Exercise aim: Filter for the word "Nouvelle" and keep each matching line.

Excerpted records:

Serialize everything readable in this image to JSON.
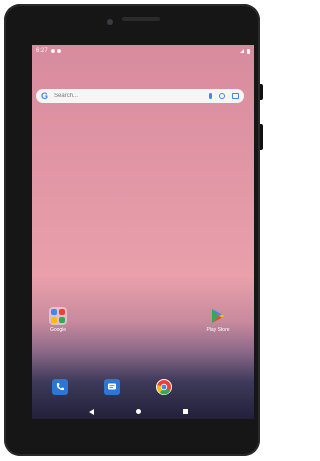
{
  "status_bar": {
    "time": "6:27"
  },
  "search": {
    "logo": "G",
    "placeholder": "Search..."
  },
  "apps": [
    {
      "label": "Google",
      "icon": "folder-icon"
    },
    {
      "label": "Play Store",
      "icon": "play-store-icon"
    }
  ],
  "dock": [
    {
      "icon": "phone-icon",
      "color": "#2b77d3"
    },
    {
      "icon": "messages-icon",
      "color": "#2b77d3"
    },
    {
      "icon": "chrome-icon",
      "color": "#ffffff"
    }
  ],
  "colors": {
    "accent": "#4285f4",
    "wallpaper_top": "#d78b9e",
    "wallpaper_bottom": "#22203a"
  }
}
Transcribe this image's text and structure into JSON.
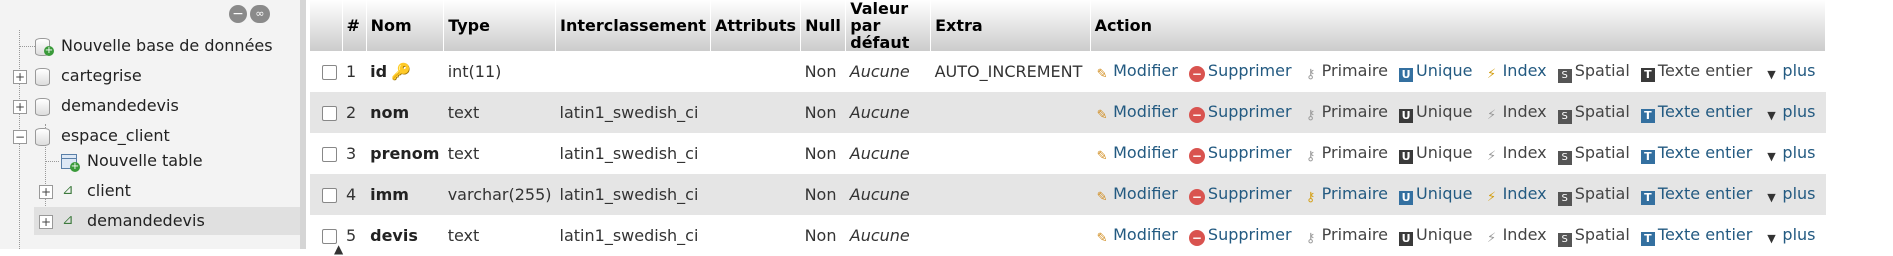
{
  "nav": {
    "items": [
      {
        "label": "Nouvelle base de données"
      },
      {
        "label": "cartegrise"
      },
      {
        "label": "demandedevis"
      },
      {
        "label": "espace_client"
      },
      {
        "label": "Nouvelle table"
      },
      {
        "label": "client"
      },
      {
        "label": "demandedevis"
      }
    ]
  },
  "table": {
    "headers": [
      "#",
      "Nom",
      "Type",
      "Interclassement",
      "Attributs",
      "Null",
      "Valeur par défaut",
      "Extra",
      "Action"
    ],
    "rows": [
      {
        "num": "1",
        "name": "id",
        "type": "int(11)",
        "collation": "",
        "attributes": "",
        "null": "Non",
        "default": "Aucune",
        "extra": "AUTO_INCREMENT"
      },
      {
        "num": "2",
        "name": "nom",
        "type": "text",
        "collation": "latin1_swedish_ci",
        "attributes": "",
        "null": "Non",
        "default": "Aucune",
        "extra": ""
      },
      {
        "num": "3",
        "name": "prenom",
        "type": "text",
        "collation": "latin1_swedish_ci",
        "attributes": "",
        "null": "Non",
        "default": "Aucune",
        "extra": ""
      },
      {
        "num": "4",
        "name": "imm",
        "type": "varchar(255)",
        "collation": "latin1_swedish_ci",
        "attributes": "",
        "null": "Non",
        "default": "Aucune",
        "extra": ""
      },
      {
        "num": "5",
        "name": "devis",
        "type": "text",
        "collation": "latin1_swedish_ci",
        "attributes": "",
        "null": "Non",
        "default": "Aucune",
        "extra": ""
      }
    ],
    "actions": {
      "modify": "Modifier",
      "delete": "Supprimer",
      "primary": "Primaire",
      "unique": "Unique",
      "index": "Index",
      "spatial": "Spatial",
      "fulltext": "Texte entier",
      "more": "plus"
    }
  },
  "colors": {
    "link": "#235a81",
    "row_alt": "#e5e5e5",
    "nav_bg": "#f3f3f3"
  }
}
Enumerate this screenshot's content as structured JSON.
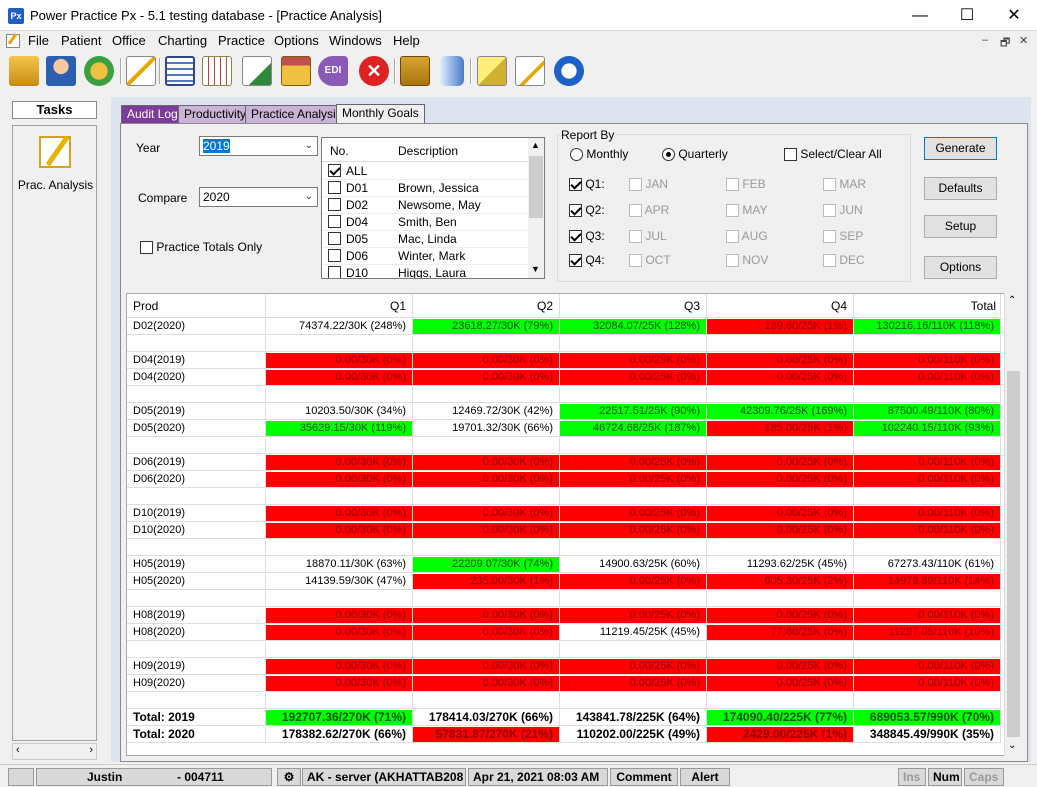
{
  "window": {
    "title": "Power Practice Px - 5.1 testing database - [Practice Analysis]",
    "app_icon": "Px",
    "minimize": "—",
    "maximize": "☐",
    "close": "✕"
  },
  "menu": [
    "File",
    "Patient",
    "Office",
    "Charting",
    "Practice",
    "Options",
    "Windows",
    "Help"
  ],
  "mdi": {
    "min": "–",
    "restore": "🗗",
    "close": "✕"
  },
  "tasks": {
    "title": "Tasks",
    "item": "Prac. Analysis"
  },
  "tabs": [
    "Audit Log",
    "Productivity",
    "Practice Analysis",
    "Monthly Goals"
  ],
  "form": {
    "year_label": "Year",
    "year_value": "2019",
    "compare_label": "Compare",
    "compare_value": "2020",
    "totals_only_label": "Practice Totals Only",
    "list_head_no": "No.",
    "list_head_desc": "Description",
    "providers": [
      {
        "no": "ALL",
        "desc": "",
        "checked": true
      },
      {
        "no": "D01",
        "desc": "Brown, Jessica",
        "checked": false
      },
      {
        "no": "D02",
        "desc": "Newsome, May",
        "checked": false
      },
      {
        "no": "D04",
        "desc": "Smith, Ben",
        "checked": false
      },
      {
        "no": "D05",
        "desc": "Mac, Linda",
        "checked": false
      },
      {
        "no": "D06",
        "desc": "Winter, Mark",
        "checked": false
      },
      {
        "no": "D10",
        "desc": "Higgs, Laura",
        "checked": false
      }
    ],
    "report_by": "Report By",
    "monthly": "Monthly",
    "quarterly": "Quarterly",
    "select_all": "Select/Clear All",
    "quarters": [
      "Q1:",
      "Q2:",
      "Q3:",
      "Q4:"
    ],
    "months": [
      "JAN",
      "FEB",
      "MAR",
      "APR",
      "MAY",
      "JUN",
      "JUL",
      "AUG",
      "SEP",
      "OCT",
      "NOV",
      "DEC"
    ],
    "buttons": {
      "generate": "Generate",
      "defaults": "Defaults",
      "setup": "Setup",
      "options": "Options"
    }
  },
  "grid": {
    "headers": [
      "Prod",
      "Q1",
      "Q2",
      "Q3",
      "Q4",
      "Total"
    ],
    "rows": [
      {
        "name": "D02(2020)",
        "cells": [
          [
            "74374.22/30K (248%)",
            ""
          ],
          [
            "23618.27/30K (79%)",
            "green"
          ],
          [
            "32084.07/25K (128%)",
            "green"
          ],
          [
            "139.60/25K (1%)",
            "red"
          ],
          [
            "130216.16/110K (118%)",
            "green"
          ]
        ]
      },
      {
        "name": "",
        "cells": []
      },
      {
        "name": "D04(2019)",
        "cells": [
          [
            "0.00/30K (0%)",
            "red"
          ],
          [
            "0.00/30K (0%)",
            "red"
          ],
          [
            "0.00/25K (0%)",
            "red"
          ],
          [
            "0.00/25K (0%)",
            "red"
          ],
          [
            "0.00/110K (0%)",
            "red"
          ]
        ]
      },
      {
        "name": "D04(2020)",
        "cells": [
          [
            "0.00/30K (0%)",
            "red"
          ],
          [
            "0.00/30K (0%)",
            "red"
          ],
          [
            "0.00/25K (0%)",
            "red"
          ],
          [
            "0.00/25K (0%)",
            "red"
          ],
          [
            "0.00/110K (0%)",
            "red"
          ]
        ]
      },
      {
        "name": "",
        "cells": []
      },
      {
        "name": "D05(2019)",
        "cells": [
          [
            "10203.50/30K (34%)",
            ""
          ],
          [
            "12469.72/30K (42%)",
            ""
          ],
          [
            "22517.51/25K (90%)",
            "green"
          ],
          [
            "42309.76/25K (169%)",
            "green"
          ],
          [
            "87500.49/110K (80%)",
            "green"
          ]
        ]
      },
      {
        "name": "D05(2020)",
        "cells": [
          [
            "35629.15/30K (119%)",
            "green"
          ],
          [
            "19701.32/30K (66%)",
            ""
          ],
          [
            "46724.68/25K (187%)",
            "green"
          ],
          [
            "185.00/25K (1%)",
            "red"
          ],
          [
            "102240.15/110K (93%)",
            "green"
          ]
        ]
      },
      {
        "name": "",
        "cells": []
      },
      {
        "name": "D06(2019)",
        "cells": [
          [
            "0.00/30K (0%)",
            "red"
          ],
          [
            "0.00/30K (0%)",
            "red"
          ],
          [
            "0.00/25K (0%)",
            "red"
          ],
          [
            "0.00/25K (0%)",
            "red"
          ],
          [
            "0.00/110K (0%)",
            "red"
          ]
        ]
      },
      {
        "name": "D06(2020)",
        "cells": [
          [
            "0.00/30K (0%)",
            "red"
          ],
          [
            "0.00/30K (0%)",
            "red"
          ],
          [
            "0.00/25K (0%)",
            "red"
          ],
          [
            "0.00/25K (0%)",
            "red"
          ],
          [
            "0.00/110K (0%)",
            "red"
          ]
        ]
      },
      {
        "name": "",
        "cells": []
      },
      {
        "name": "D10(2019)",
        "cells": [
          [
            "0.00/30K (0%)",
            "red"
          ],
          [
            "0.00/30K (0%)",
            "red"
          ],
          [
            "0.00/25K (0%)",
            "red"
          ],
          [
            "0.00/25K (0%)",
            "red"
          ],
          [
            "0.00/110K (0%)",
            "red"
          ]
        ]
      },
      {
        "name": "D10(2020)",
        "cells": [
          [
            "0.00/30K (0%)",
            "red"
          ],
          [
            "0.00/30K (0%)",
            "red"
          ],
          [
            "0.00/25K (0%)",
            "red"
          ],
          [
            "0.00/25K (0%)",
            "red"
          ],
          [
            "0.00/110K (0%)",
            "red"
          ]
        ]
      },
      {
        "name": "",
        "cells": []
      },
      {
        "name": "H05(2019)",
        "cells": [
          [
            "18870.11/30K (63%)",
            ""
          ],
          [
            "22209.07/30K (74%)",
            "green"
          ],
          [
            "14900.63/25K (60%)",
            ""
          ],
          [
            "11293.62/25K (45%)",
            ""
          ],
          [
            "67273.43/110K (61%)",
            ""
          ]
        ]
      },
      {
        "name": "H05(2020)",
        "cells": [
          [
            "14139.59/30K (47%)",
            ""
          ],
          [
            "235.00/30K (1%)",
            "red"
          ],
          [
            "0.00/25K (0%)",
            "red"
          ],
          [
            "605.30/25K (2%)",
            "red"
          ],
          [
            "14979.89/110K (14%)",
            "red"
          ]
        ]
      },
      {
        "name": "",
        "cells": []
      },
      {
        "name": "H08(2019)",
        "cells": [
          [
            "0.00/30K (0%)",
            "red"
          ],
          [
            "0.00/30K (0%)",
            "red"
          ],
          [
            "0.00/25K (0%)",
            "red"
          ],
          [
            "0.00/25K (0%)",
            "red"
          ],
          [
            "0.00/110K (0%)",
            "red"
          ]
        ]
      },
      {
        "name": "H08(2020)",
        "cells": [
          [
            "0.00/30K (0%)",
            "red"
          ],
          [
            "0.00/30K (0%)",
            "red"
          ],
          [
            "11219.45/25K (45%)",
            ""
          ],
          [
            "77.60/25K (0%)",
            "red"
          ],
          [
            "11297.05/110K (10%)",
            "red"
          ]
        ]
      },
      {
        "name": "",
        "cells": []
      },
      {
        "name": "H09(2019)",
        "cells": [
          [
            "0.00/30K (0%)",
            "red"
          ],
          [
            "0.00/30K (0%)",
            "red"
          ],
          [
            "0.00/25K (0%)",
            "red"
          ],
          [
            "0.00/25K (0%)",
            "red"
          ],
          [
            "0.00/110K (0%)",
            "red"
          ]
        ]
      },
      {
        "name": "H09(2020)",
        "cells": [
          [
            "0.00/30K (0%)",
            "red"
          ],
          [
            "0.00/30K (0%)",
            "red"
          ],
          [
            "0.00/25K (0%)",
            "red"
          ],
          [
            "0.00/25K (0%)",
            "red"
          ],
          [
            "0.00/110K (0%)",
            "red"
          ]
        ]
      },
      {
        "name": "",
        "cells": []
      },
      {
        "name": "Total: 2019",
        "bold": true,
        "cells": [
          [
            "192707.36/270K (71%)",
            "green"
          ],
          [
            "178414.03/270K (66%)",
            ""
          ],
          [
            "143841.78/225K (64%)",
            ""
          ],
          [
            "174090.40/225K (77%)",
            "green"
          ],
          [
            "689053.57/990K (70%)",
            "green"
          ]
        ]
      },
      {
        "name": "Total: 2020",
        "bold": true,
        "cells": [
          [
            "178382.62/270K (66%)",
            ""
          ],
          [
            "57831.87/270K (21%)",
            "red"
          ],
          [
            "110202.00/225K (49%)",
            ""
          ],
          [
            "2429.00/225K (1%)",
            "red"
          ],
          [
            "348845.49/990K (35%)",
            ""
          ]
        ]
      }
    ]
  },
  "status": {
    "user": "Justin",
    "id": "- 004711",
    "server": "AK - server (AKHATTAB208",
    "datetime": "Apr 21, 2021 08:03 AM",
    "comment": "Comment",
    "alert": "Alert",
    "ins": "Ins",
    "num": "Num",
    "caps": "Caps"
  },
  "colors": {
    "red": "#ff0000",
    "green": "#00ff00",
    "tab_purple": "#7b3b9a"
  }
}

Result of this task:
        "label": "Nouvelle base de données"
        "label": "Nouvelle table"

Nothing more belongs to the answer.